#### SUPPLIED DATA
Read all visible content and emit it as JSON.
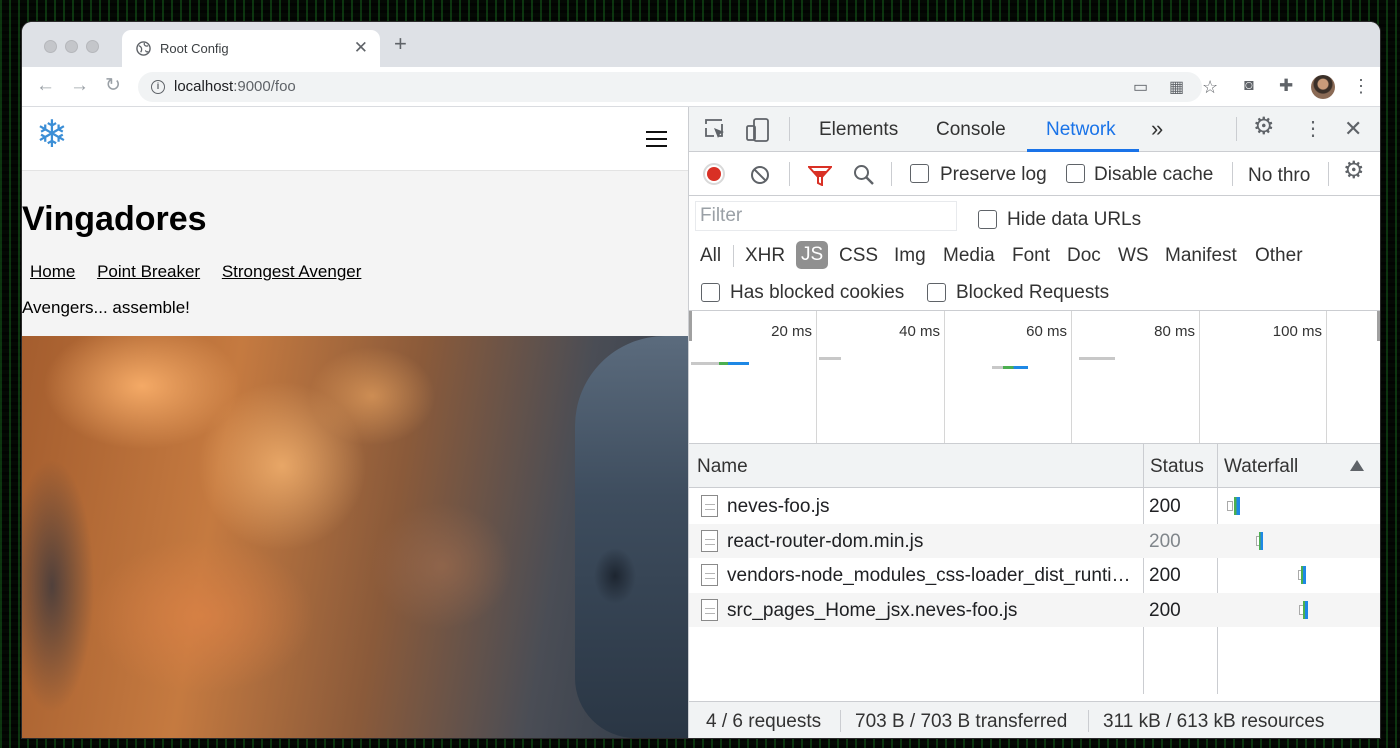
{
  "browser": {
    "tab_title": "Root Config",
    "tab_close": "✕",
    "new_tab": "+",
    "url_host": "localhost",
    "url_rest": ":9000/foo"
  },
  "page": {
    "title": "Vingadores",
    "nav": [
      "Home",
      "Point Breaker",
      "Strongest Avenger"
    ],
    "tagline": "Avengers... assemble!",
    "logo_glyph": "❄"
  },
  "devtools": {
    "tabs": [
      "Elements",
      "Console",
      "Network"
    ],
    "active_tab": "Network",
    "more": "»",
    "toolbar": {
      "preserve_log": "Preserve log",
      "disable_cache": "Disable cache",
      "throttle": "No thro"
    },
    "filter_placeholder": "Filter",
    "hide_data_urls": "Hide data URLs",
    "types": [
      "All",
      "XHR",
      "JS",
      "CSS",
      "Img",
      "Media",
      "Font",
      "Doc",
      "WS",
      "Manifest",
      "Other"
    ],
    "active_type": "JS",
    "has_blocked_cookies": "Has blocked cookies",
    "blocked_requests": "Blocked Requests",
    "overview_ticks": [
      "20 ms",
      "40 ms",
      "60 ms",
      "80 ms",
      "100 ms"
    ],
    "columns": {
      "name": "Name",
      "status": "Status",
      "waterfall": "Waterfall"
    },
    "requests": [
      {
        "name": "neves-foo.js",
        "status": "200",
        "status_dim": false
      },
      {
        "name": "react-router-dom.min.js",
        "status": "200",
        "status_dim": true
      },
      {
        "name": "vendors-node_modules_css-loader_dist_runtime_api_js-node_modules_css-loader_dist_runtime_cssWithMappingToString_js.js",
        "status": "200",
        "status_dim": false
      },
      {
        "name": "src_pages_Home_jsx.neves-foo.js",
        "status": "200",
        "status_dim": false
      }
    ],
    "status_bar": {
      "requests": "4 / 6 requests",
      "transferred": "703 B / 703 B transferred",
      "resources": "311 kB / 613 kB resources"
    }
  },
  "colors": {
    "accent": "#1a73e8",
    "record": "#d93025",
    "logo": "#3b8ed6"
  }
}
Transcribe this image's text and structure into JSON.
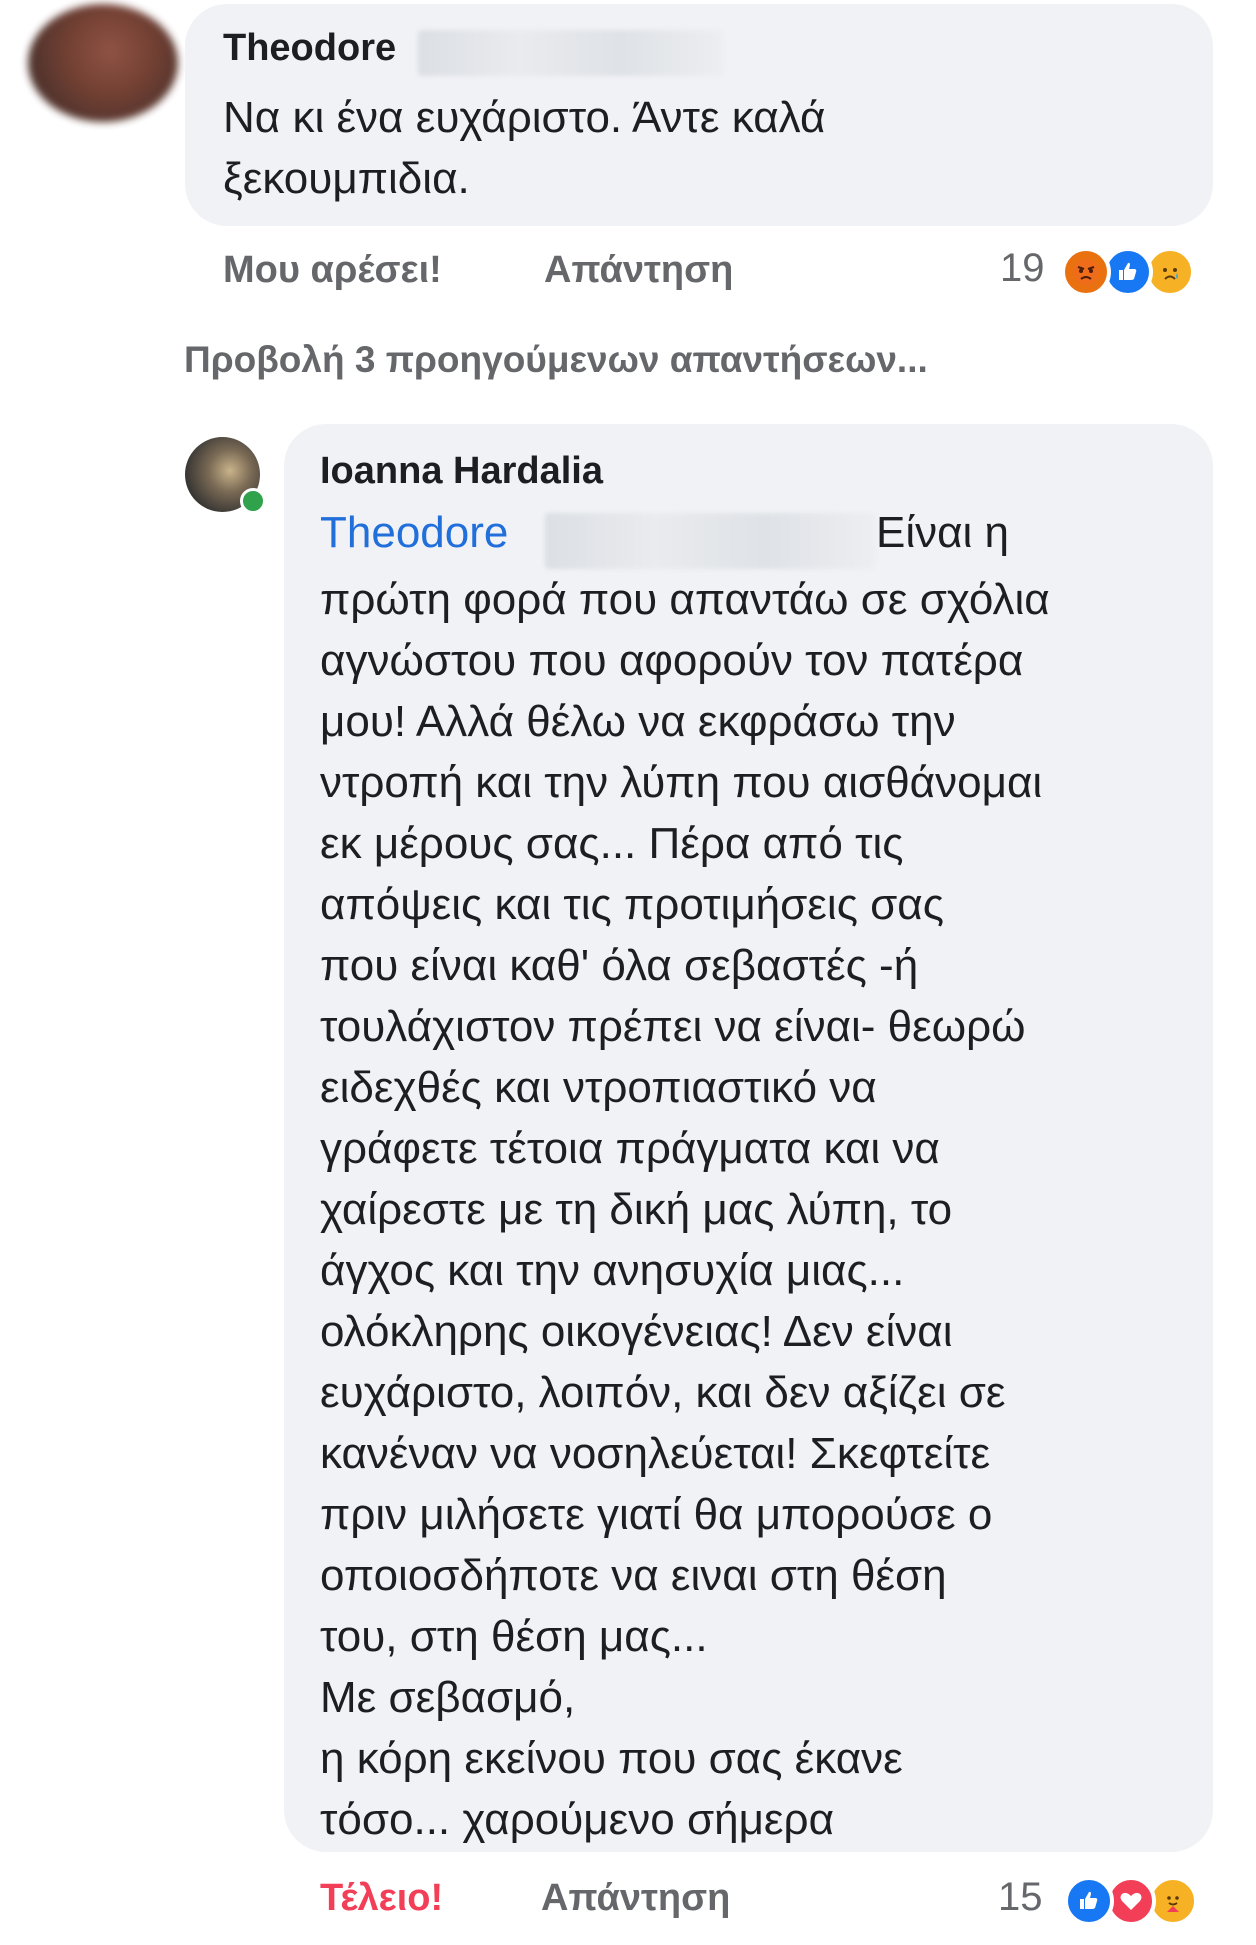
{
  "comments": [
    {
      "author": "Theodore",
      "text": "Να κι ένα ευχάριστο. Άντε καλά\nξεκουμπιδια.",
      "actions": {
        "like_label": "Μου αρέσει!",
        "reply_label": "Απάντηση"
      },
      "reactions": {
        "count": "19",
        "icons": [
          "angry-icon",
          "like-icon",
          "sad-icon"
        ]
      }
    }
  ],
  "view_previous_label": "Προβολή 3 προηγούμενων απαντήσεων...",
  "reply": {
    "author": "Ioanna Hardalia",
    "mention": "Theodore",
    "first_line_rest": "Είναι η",
    "text": "πρώτη φορά που απαντάω σε σχόλια\nαγνώστου που αφορούν τον πατέρα\nμου! Αλλά θέλω να εκφράσω την\nντροπή και την λύπη που αισθάνομαι\nεκ μέρους σας... Πέρα από τις\nαπόψεις και τις προτιμήσεις σας\nπου είναι καθ' όλα σεβαστές -ή\nτουλάχιστον πρέπει να είναι- θεωρώ\nειδεχθές και ντροπιαστικό να\nγράφετε τέτοια πράγματα και να\nχαίρεστε με τη δική μας λύπη, το\nάγχος και την ανησυχία μιας...\nολόκληρης οικογένειας! Δεν είναι\nευχάριστο, λοιπόν, και δεν αξίζει σε\nκανέναν να νοσηλεύεται! Σκεφτείτε\nπριν μιλήσετε γιατί θα μπορούσε ο\nοποιοσδήποτε να ειναι στη θέση\nτου, στη θέση μας...\nΜε σεβασμό,\nη κόρη εκείνου που σας έκανε\nτόσο... χαρούμενο σήμερα",
    "actions": {
      "like_label": "Τέλειο!",
      "reply_label": "Απάντηση"
    },
    "reactions": {
      "count": "15",
      "icons": [
        "like-icon",
        "love-icon",
        "care-icon"
      ]
    }
  },
  "colors": {
    "bubble": "#f0f2f5",
    "mention": "#216fdb",
    "reacted_like": "#f33e58",
    "secondary_text": "#65676b"
  }
}
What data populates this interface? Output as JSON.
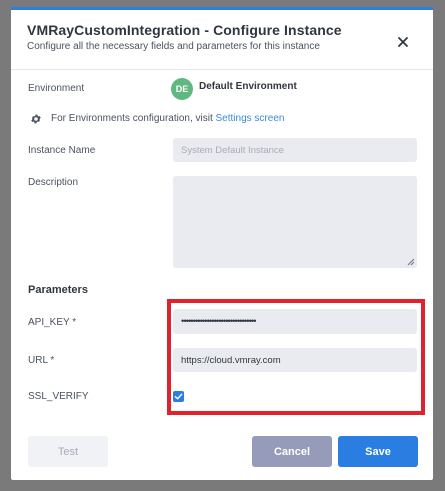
{
  "dialog": {
    "title": "VMRayCustomIntegration - Configure Instance",
    "subtitle": "Configure all the necessary fields and parameters for this instance"
  },
  "environment": {
    "label": "Environment",
    "badge": "DE",
    "name": "Default Environment",
    "info_text": "For Environments configuration, visit ",
    "link_text": "Settings screen"
  },
  "form": {
    "instance_name_label": "Instance Name",
    "instance_name_placeholder": "System Default Instance",
    "description_label": "Description",
    "description_value": ""
  },
  "parameters": {
    "section_title": "Parameters",
    "api_key_label": "API_KEY *",
    "api_key_value": "••••••••••••••••••••••••••••••••",
    "url_label": "URL *",
    "url_value": "https://cloud.vmray.com",
    "ssl_verify_label": "SSL_VERIFY",
    "ssl_verify_checked": true
  },
  "buttons": {
    "test": "Test",
    "cancel": "Cancel",
    "save": "Save"
  },
  "colors": {
    "accent": "#2a7de1",
    "badge": "#5fb882",
    "highlight": "#e0212e",
    "cancel": "#959bb8"
  }
}
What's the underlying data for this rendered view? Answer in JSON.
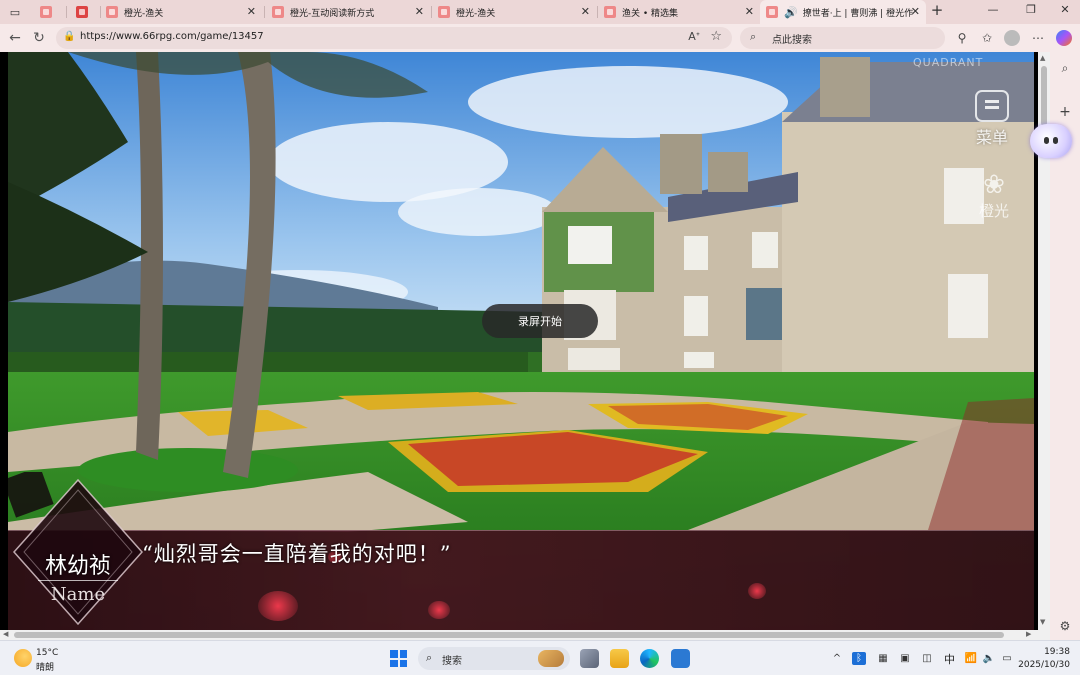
{
  "browser": {
    "tabs": [
      {
        "title": ""
      },
      {
        "title": ""
      },
      {
        "title": "橙光-渔关"
      },
      {
        "title": "橙光-互动阅读新方式"
      },
      {
        "title": "橙光-渔关"
      },
      {
        "title": "渔关 • 精选集"
      },
      {
        "title": "撩世者·上 | 曹则沸 | 橙光作"
      }
    ],
    "url": "https://www.66rpg.com/game/13457",
    "search_placeholder": "点此搜索",
    "new_tab_symbol": "+"
  },
  "game": {
    "record_toast": "录屏开始",
    "menu_label": "菜单",
    "brand_label": "橙光",
    "watermark": "QUADRANT",
    "dialog": {
      "speaker": "林幼祯",
      "speaker_sub": "Name",
      "line": "“灿烈哥会一直陪着我的对吧！”"
    }
  },
  "taskbar": {
    "weather_temp": "15°C",
    "weather_desc": "晴朗",
    "search_placeholder": "搜索",
    "ime": "中",
    "time": "19:38",
    "date": "2025/10/30"
  },
  "colors": {
    "chrome_bg": "#f6e9e9",
    "tabstrip_bg": "#ecd7d7",
    "dialog_bg": "#3a0d1a",
    "taskbar_bg": "#eef0f6"
  }
}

#### PROBLEM TO SOLVE
All of the records need repeating exactly, except for the pictures.

#### RESPONSE
Read all visible content and emit it as JSON.
{
  "browser": {
    "tab_title": "Root Config",
    "tab_close": "✕",
    "new_tab": "+",
    "url_host": "localhost",
    "url_rest": ":9000/foo"
  },
  "page": {
    "title": "Vingadores",
    "nav": [
      "Home",
      "Point Breaker",
      "Strongest Avenger"
    ],
    "tagline": "Avengers... assemble!",
    "logo_glyph": "❄"
  },
  "devtools": {
    "tabs": [
      "Elements",
      "Console",
      "Network"
    ],
    "active_tab": "Network",
    "more": "»",
    "toolbar": {
      "preserve_log": "Preserve log",
      "disable_cache": "Disable cache",
      "throttle": "No thro"
    },
    "filter_placeholder": "Filter",
    "hide_data_urls": "Hide data URLs",
    "types": [
      "All",
      "XHR",
      "JS",
      "CSS",
      "Img",
      "Media",
      "Font",
      "Doc",
      "WS",
      "Manifest",
      "Other"
    ],
    "active_type": "JS",
    "has_blocked_cookies": "Has blocked cookies",
    "blocked_requests": "Blocked Requests",
    "overview_ticks": [
      "20 ms",
      "40 ms",
      "60 ms",
      "80 ms",
      "100 ms"
    ],
    "columns": {
      "name": "Name",
      "status": "Status",
      "waterfall": "Waterfall"
    },
    "requests": [
      {
        "name": "neves-foo.js",
        "status": "200",
        "status_dim": false
      },
      {
        "name": "react-router-dom.min.js",
        "status": "200",
        "status_dim": true
      },
      {
        "name": "vendors-node_modules_css-loader_dist_runtime_api_js-node_modules_css-loader_dist_runtime_cssWithMappingToString_js.js",
        "status": "200",
        "status_dim": false
      },
      {
        "name": "src_pages_Home_jsx.neves-foo.js",
        "status": "200",
        "status_dim": false
      }
    ],
    "status_bar": {
      "requests": "4 / 6 requests",
      "transferred": "703 B / 703 B transferred",
      "resources": "311 kB / 613 kB resources"
    }
  },
  "colors": {
    "accent": "#1a73e8",
    "record": "#d93025",
    "logo": "#3b8ed6"
  }
}
Transcribe this image's text and structure into JSON.
{
  "comments": [
    {
      "author": "Theodore",
      "text": "Να κι ένα ευχάριστο. Άντε καλά\nξεκουμπιδια.",
      "actions": {
        "like_label": "Μου αρέσει!",
        "reply_label": "Απάντηση"
      },
      "reactions": {
        "count": "19",
        "icons": [
          "angry-icon",
          "like-icon",
          "sad-icon"
        ]
      }
    }
  ],
  "view_previous_label": "Προβολή 3 προηγούμενων απαντήσεων...",
  "reply": {
    "author": "Ioanna Hardalia",
    "mention": "Theodore",
    "first_line_rest": "Είναι η",
    "text": "πρώτη φορά που απαντάω σε σχόλια\nαγνώστου που αφορούν τον πατέρα\nμου! Αλλά θέλω να εκφράσω την\nντροπή και την λύπη που αισθάνομαι\nεκ μέρους σας... Πέρα από τις\nαπόψεις και τις προτιμήσεις σας\nπου είναι καθ' όλα σεβαστές -ή\nτουλάχιστον πρέπει να είναι- θεωρώ\nειδεχθές και ντροπιαστικό να\nγράφετε τέτοια πράγματα και να\nχαίρεστε με τη δική μας λύπη, το\nάγχος και την ανησυχία μιας...\nολόκληρης οικογένειας! Δεν είναι\nευχάριστο, λοιπόν, και δεν αξίζει σε\nκανέναν να νοσηλεύεται! Σκεφτείτε\nπριν μιλήσετε γιατί θα μπορούσε ο\nοποιοσδήποτε να ειναι στη θέση\nτου, στη θέση μας...\nΜε σεβασμό,\nη κόρη εκείνου που σας έκανε\nτόσο... χαρούμενο σήμερα",
    "actions": {
      "like_label": "Τέλειο!",
      "reply_label": "Απάντηση"
    },
    "reactions": {
      "count": "15",
      "icons": [
        "like-icon",
        "love-icon",
        "care-icon"
      ]
    }
  },
  "colors": {
    "bubble": "#f0f2f5",
    "mention": "#216fdb",
    "reacted_like": "#f33e58",
    "secondary_text": "#65676b"
  }
}
What data populates this interface? Output as JSON.
{
  "dialog": {
    "title": "VMRayCustomIntegration - Configure Instance",
    "subtitle": "Configure all the necessary fields and parameters for this instance"
  },
  "environment": {
    "label": "Environment",
    "badge": "DE",
    "name": "Default Environment",
    "info_text": "For Environments configuration, visit ",
    "link_text": "Settings screen"
  },
  "form": {
    "instance_name_label": "Instance Name",
    "instance_name_placeholder": "System Default Instance",
    "description_label": "Description",
    "description_value": ""
  },
  "parameters": {
    "section_title": "Parameters",
    "api_key_label": "API_KEY *",
    "api_key_value": "••••••••••••••••••••••••••••••••",
    "url_label": "URL *",
    "url_value": "https://cloud.vmray.com",
    "ssl_verify_label": "SSL_VERIFY",
    "ssl_verify_checked": true
  },
  "buttons": {
    "test": "Test",
    "cancel": "Cancel",
    "save": "Save"
  },
  "colors": {
    "accent": "#2a7de1",
    "badge": "#5fb882",
    "highlight": "#e0212e",
    "cancel": "#959bb8"
  }
}
What's the underlying data for this rendered view? Answer in JSON.
{
  "browser": {
    "tabs": [
      {
        "title": ""
      },
      {
        "title": ""
      },
      {
        "title": "橙光-渔关"
      },
      {
        "title": "橙光-互动阅读新方式"
      },
      {
        "title": "橙光-渔关"
      },
      {
        "title": "渔关 • 精选集"
      },
      {
        "title": "撩世者·上 | 曹则沸 | 橙光作"
      }
    ],
    "url": "https://www.66rpg.com/game/13457",
    "search_placeholder": "点此搜索",
    "new_tab_symbol": "+"
  },
  "game": {
    "record_toast": "录屏开始",
    "menu_label": "菜单",
    "brand_label": "橙光",
    "watermark": "QUADRANT",
    "dialog": {
      "speaker": "林幼祯",
      "speaker_sub": "Name",
      "line": "“灿烈哥会一直陪着我的对吧！”"
    }
  },
  "taskbar": {
    "weather_temp": "15°C",
    "weather_desc": "晴朗",
    "search_placeholder": "搜索",
    "ime": "中",
    "time": "19:38",
    "date": "2025/10/30"
  },
  "colors": {
    "chrome_bg": "#f6e9e9",
    "tabstrip_bg": "#ecd7d7",
    "dialog_bg": "#3a0d1a",
    "taskbar_bg": "#eef0f6"
  }
}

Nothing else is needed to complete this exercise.